WORK INSTRUCTIONS:
Repeat the listing exactly as given, omitting every image.

THE INPUT:

-- START --

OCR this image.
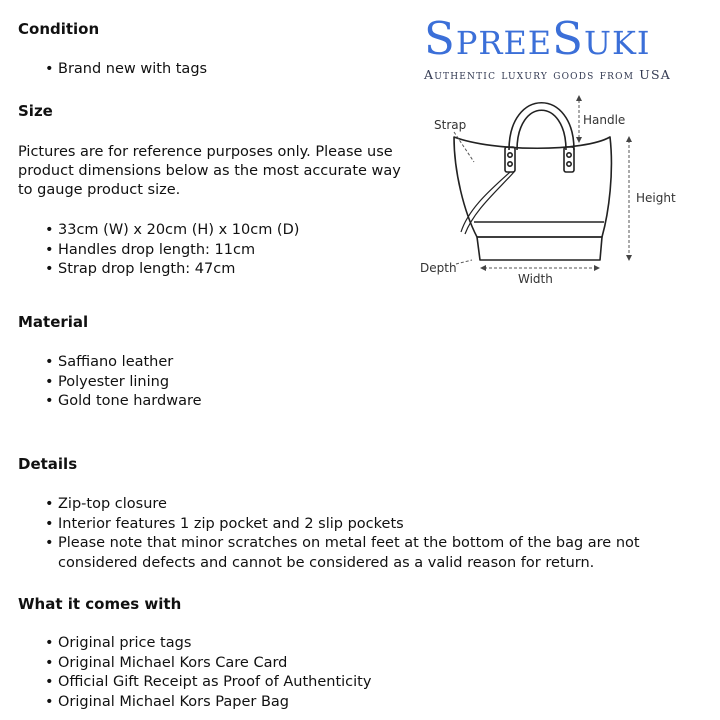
SpreeSuki
Authentic luxury goods from USA
Strap	Handle
Height
Depth
Width
Condition
• Brand new with tags
Size

Pictures are for reference purposes only. Please use product dimensions below as the most accurate way to gauge product size.

• 33cm (W) x 20cm (H) x 10cm (D)
• Handles drop length: 11cm
• Strap drop length: 47cm
Material
• Saffiano leather
• Polyester lining
• Gold tone hardware
Details
• Zip-top closure
• Interior features 1 zip pocket and 2 slip pockets
• Please note that minor scratches on metal feet at the bottom of the bag are not considered defects and cannot be considered as a valid reason for return.
What it comes with
• Original price tags
• Original Michael Kors Care Card
• Official Gift Receipt as Proof of Authenticity
• Original Michael Kors Paper Bag
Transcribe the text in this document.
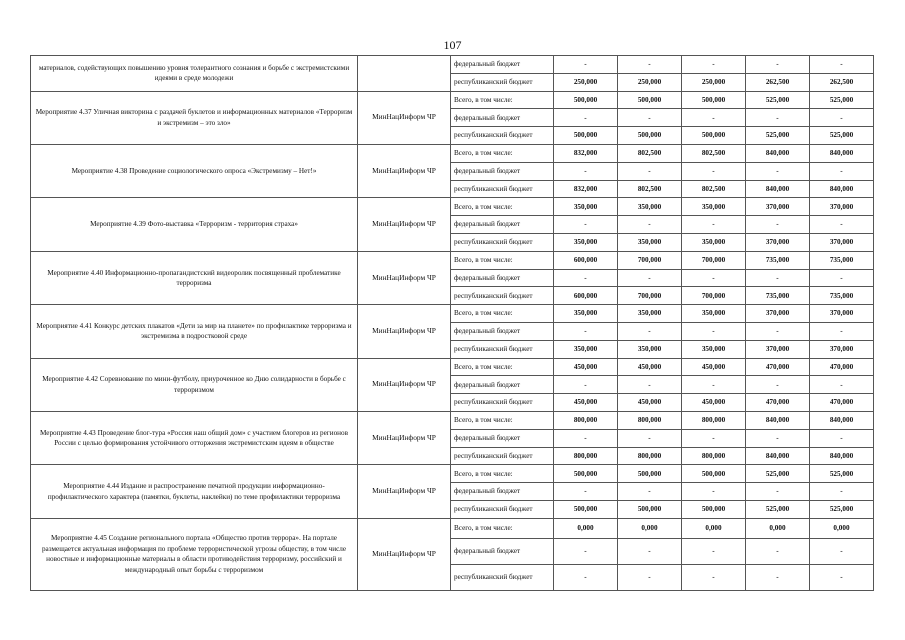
107
материалов, содействующих повышению уровня толерантного сознания и борьбе с экстремистскими идеями в среде молодежи		федеральный бюджет	-	-	-	-	-
		республиканский бюджет	250,000	250,000	250,000	262,500	262,500
Мероприятие 4.37 Уличная викторина с раздачей буклетов и информационных материалов «Терроризм и экстремизм – это зло»	МинНацИнформ ЧР	Всего, в том числе:	500,000	500,000	500,000	525,000	525,000
		федеральный бюджет	-	-	-	-	-
		республиканский бюджет	500,000	500,000	500,000	525,000	525,000
Мероприятие 4.38 Проведение социологического опроса «Экстремизму – Нет!»	МинНацИнформ ЧР	Всего, в том числе:	832,000	802,500	802,500	840,000	840,000
		федеральный бюджет	-	-	-	-	-
		республиканский бюджет	832,000	802,500	802,500	840,000	840,000
Мероприятие 4.39 Фото-выставка «Терроризм - территория страха»	МинНацИнформ ЧР	Всего, в том числе:	350,000	350,000	350,000	370,000	370,000
		федеральный бюджет	-	-	-	-	-
		республиканский бюджет	350,000	350,000	350,000	370,000	370,000
Мероприятие 4.40 Информационно-пропагандистский видеоролик посвященный проблематике терроризма	МинНацИнформ ЧР	Всего, в том числе:	600,000	700,000	700,000	735,000	735,000
		федеральный бюджет	-	-	-	-	-
		республиканский бюджет	600,000	700,000	700,000	735,000	735,000
Мероприятие 4.41 Конкурс детских плакатов «Дети за мир на планете» по профилактике терроризма и экстремизма в подростковой среде	МинНацИнформ ЧР	Всего, в том числе:	350,000	350,000	350,000	370,000	370,000
		федеральный бюджет	-	-	-	-	-
		республиканский бюджет	350,000	350,000	350,000	370,000	370,000
Мероприятие 4.42 Соревнование по мини-футболу, приуроченное ко Дню солидарности в борьбе с терроризмом	МинНацИнформ ЧР	Всего, в том числе:	450,000	450,000	450,000	470,000	470,000
		федеральный бюджет	-	-	-	-	-
		республиканский бюджет	450,000	450,000	450,000	470,000	470,000
Мероприятие 4.43 Проведение блог-тура «Россия наш общий дом» с участием блогеров из регионов России с целью формирования устойчивого отторжения экстремистским идеям в обществе	МинНацИнформ ЧР	Всего, в том числе:	800,000	800,000	800,000	840,000	840,000
		федеральный бюджет	-	-	-	-	-
		республиканский бюджет	800,000	800,000	800,000	840,000	840,000
Мероприятие 4.44 Издание и распространение печатной продукции информационно-профилактического характера (памятки, буклеты, наклейки) по теме профилактики терроризма	МинНацИнформ ЧР	Всего, в том числе:	500,000	500,000	500,000	525,000	525,000
		федеральный бюджет	-	-	-	-	-
		республиканский бюджет	500,000	500,000	500,000	525,000	525,000
Мероприятие 4.45 Создание регионального портала «Общество против террора». На портале размещается актуальная информация по проблеме террористической угрозы обществу, в том числе новостные и информационные материалы в области противодействия терроризму, российский и международный опыт борьбы с терроризмом	МинНацИнформ ЧР	Всего, в том числе:	0,000	0,000	0,000	0,000	0,000
		федеральный бюджет	-	-	-	-	-
		республиканский бюджет	-	-	-	-	-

-- END --

EXPECTED OUTPUT:
OCR this image.
SpreeSuki
Authentic luxury goods from USA
Strap	Handle
Height
Depth
Width
Condition
• Brand new with tags
Size

Pictures are for reference purposes only. Please use product dimensions below as the most accurate way to gauge product size.

• 33cm (W) x 20cm (H) x 10cm (D)
• Handles drop length: 11cm
• Strap drop length: 47cm
Material
• Saffiano leather
• Polyester lining
• Gold tone hardware
Details
• Zip-top closure
• Interior features 1 zip pocket and 2 slip pockets
• Please note that minor scratches on metal feet at the bottom of the bag are not considered defects and cannot be considered as a valid reason for return.
What it comes with
• Original price tags
• Original Michael Kors Care Card
• Official Gift Receipt as Proof of Authenticity
• Original Michael Kors Paper Bag
Transcribe the text in this document.
107
материалов, содействующих повышению уровня толерантного сознания и борьбе с экстремистскими идеями в среде молодежи		федеральный бюджет	-	-	-	-	-
		республиканский бюджет	250,000	250,000	250,000	262,500	262,500
Мероприятие 4.37 Уличная викторина с раздачей буклетов и информационных материалов «Терроризм и экстремизм – это зло»	МинНацИнформ ЧР	Всего, в том числе:	500,000	500,000	500,000	525,000	525,000
		федеральный бюджет	-	-	-	-	-
		республиканский бюджет	500,000	500,000	500,000	525,000	525,000
Мероприятие 4.38 Проведение социологического опроса «Экстремизму – Нет!»	МинНацИнформ ЧР	Всего, в том числе:	832,000	802,500	802,500	840,000	840,000
		федеральный бюджет	-	-	-	-	-
		республиканский бюджет	832,000	802,500	802,500	840,000	840,000
Мероприятие 4.39 Фото-выставка «Терроризм - территория страха»	МинНацИнформ ЧР	Всего, в том числе:	350,000	350,000	350,000	370,000	370,000
		федеральный бюджет	-	-	-	-	-
		республиканский бюджет	350,000	350,000	350,000	370,000	370,000
Мероприятие 4.40 Информационно-пропагандистский видеоролик посвященный проблематике терроризма	МинНацИнформ ЧР	Всего, в том числе:	600,000	700,000	700,000	735,000	735,000
		федеральный бюджет	-	-	-	-	-
		республиканский бюджет	600,000	700,000	700,000	735,000	735,000
Мероприятие 4.41 Конкурс детских плакатов «Дети за мир на планете» по профилактике терроризма и экстремизма в подростковой среде	МинНацИнформ ЧР	Всего, в том числе:	350,000	350,000	350,000	370,000	370,000
		федеральный бюджет	-	-	-	-	-
		республиканский бюджет	350,000	350,000	350,000	370,000	370,000
Мероприятие 4.42 Соревнование по мини-футболу, приуроченное ко Дню солидарности в борьбе с терроризмом	МинНацИнформ ЧР	Всего, в том числе:	450,000	450,000	450,000	470,000	470,000
		федеральный бюджет	-	-	-	-	-
		республиканский бюджет	450,000	450,000	450,000	470,000	470,000
Мероприятие 4.43 Проведение блог-тура «Россия наш общий дом» с участием блогеров из регионов России с целью формирования устойчивого отторжения экстремистским идеям в обществе	МинНацИнформ ЧР	Всего, в том числе:	800,000	800,000	800,000	840,000	840,000
		федеральный бюджет	-	-	-	-	-
		республиканский бюджет	800,000	800,000	800,000	840,000	840,000
Мероприятие 4.44 Издание и распространение печатной продукции информационно-профилактического характера (памятки, буклеты, наклейки) по теме профилактики терроризма	МинНацИнформ ЧР	Всего, в том числе:	500,000	500,000	500,000	525,000	525,000
		федеральный бюджет	-	-	-	-	-
		республиканский бюджет	500,000	500,000	500,000	525,000	525,000
Мероприятие 4.45 Создание регионального портала «Общество против террора». На портале размещается актуальная информация по проблеме террористической угрозы обществу, в том числе новостные и информационные материалы в области противодействия терроризму, российский и международный опыт борьбы с терроризмом	МинНацИнформ ЧР	Всего, в том числе:	0,000	0,000	0,000	0,000	0,000
		федеральный бюджет	-	-	-	-	-
		республиканский бюджет	-	-	-	-	-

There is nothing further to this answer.